::: Listing
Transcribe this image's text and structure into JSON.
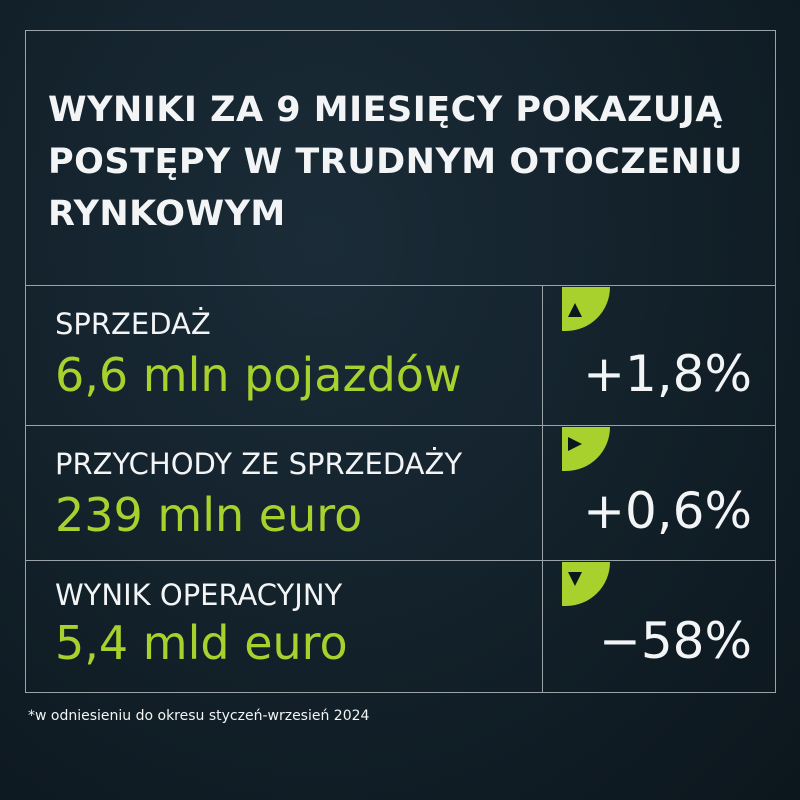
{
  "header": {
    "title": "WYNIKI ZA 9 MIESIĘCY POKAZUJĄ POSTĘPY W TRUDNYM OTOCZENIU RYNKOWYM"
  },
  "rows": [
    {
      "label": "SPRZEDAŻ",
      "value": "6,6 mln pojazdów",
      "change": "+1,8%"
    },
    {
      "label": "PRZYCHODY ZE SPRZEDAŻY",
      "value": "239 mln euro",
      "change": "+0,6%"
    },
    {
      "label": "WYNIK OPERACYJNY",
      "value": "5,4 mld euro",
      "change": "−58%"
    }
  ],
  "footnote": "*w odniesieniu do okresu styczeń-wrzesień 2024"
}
::::::
> [What you will do]: Reproduce the listing above exactly, excluding all pictures.

> [Answer to this task]:
Transcribe this image's text and structure into JSON.
{
  "header": {
    "title": "WYNIKI ZA 9 MIESIĘCY POKAZUJĄ POSTĘPY W TRUDNYM OTOCZENIU RYNKOWYM"
  },
  "rows": [
    {
      "label": "SPRZEDAŻ",
      "value": "6,6 mln pojazdów",
      "change": "+1,8%"
    },
    {
      "label": "PRZYCHODY ZE SPRZEDAŻY",
      "value": "239 mln euro",
      "change": "+0,6%"
    },
    {
      "label": "WYNIK OPERACYJNY",
      "value": "5,4 mld euro",
      "change": "−58%"
    }
  ],
  "footnote": "*w odniesieniu do okresu styczeń-wrzesień 2024"
}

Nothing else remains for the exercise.